Copy every line, exactly and only, from the line containing "Extract the structured" to the line containing "Serialize everything readable", both lines included.

** RECORDS TO USE **

########

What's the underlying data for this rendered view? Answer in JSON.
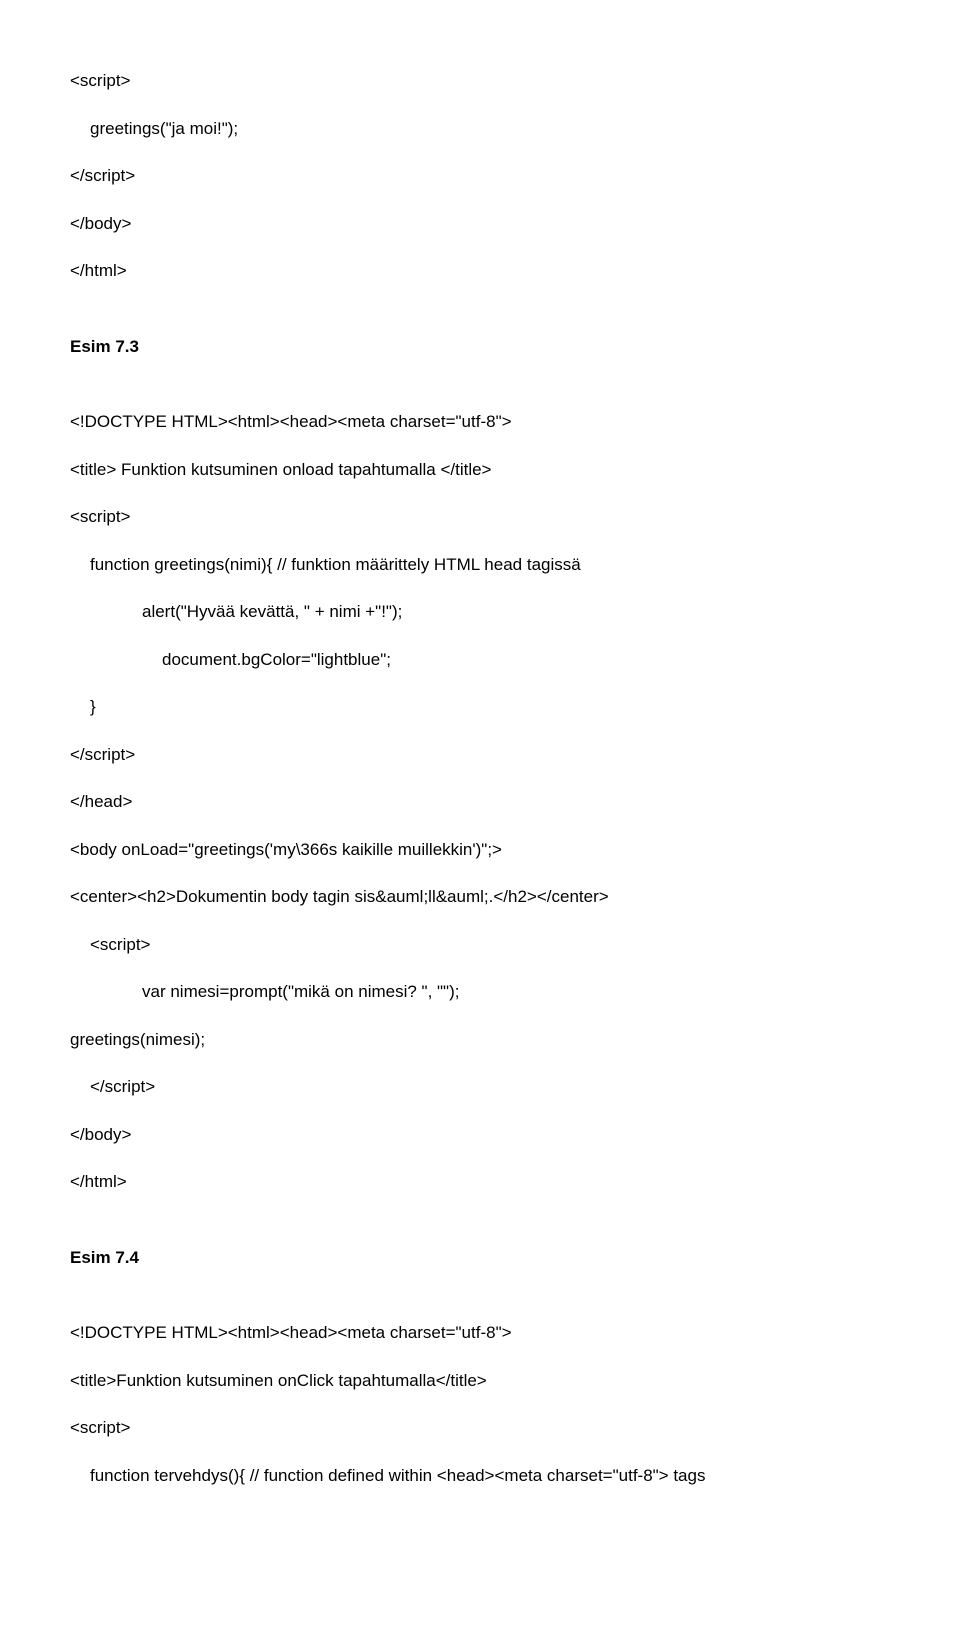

########

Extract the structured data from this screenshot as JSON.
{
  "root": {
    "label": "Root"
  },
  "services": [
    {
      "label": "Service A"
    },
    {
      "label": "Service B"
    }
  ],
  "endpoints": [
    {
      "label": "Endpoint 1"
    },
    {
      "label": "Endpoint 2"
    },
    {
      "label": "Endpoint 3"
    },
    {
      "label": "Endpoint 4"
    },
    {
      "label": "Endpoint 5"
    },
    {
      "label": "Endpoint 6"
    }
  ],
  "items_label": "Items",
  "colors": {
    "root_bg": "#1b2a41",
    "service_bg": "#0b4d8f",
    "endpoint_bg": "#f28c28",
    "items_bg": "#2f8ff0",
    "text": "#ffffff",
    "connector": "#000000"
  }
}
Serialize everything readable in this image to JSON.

########

** ANSWER TO THE PROBLEM **
Extract the structured data from this screenshot as JSON.
{
  "root": {
    "label": "Root"
  },
  "services": [
    {
      "label": "Service A"
    },
    {
      "label": "Service B"
    }
  ],
  "endpoints": [
    {
      "label": "Endpoint 1"
    },
    {
      "label": "Endpoint 2"
    },
    {
      "label": "Endpoint 3"
    },
    {
      "label": "Endpoint 4"
    },
    {
      "label": "Endpoint 5"
    },
    {
      "label": "Endpoint 6"
    }
  ],
  "items_label": "Items",
  "colors": {
    "root_bg": "#1b2a41",
    "service_bg": "#0b4d8f",
    "endpoint_bg": "#f28c28",
    "items_bg": "#2f8ff0",
    "text": "#ffffff",
    "connector": "#000000"
  }
}
Serialize everything readable in this image to JSON.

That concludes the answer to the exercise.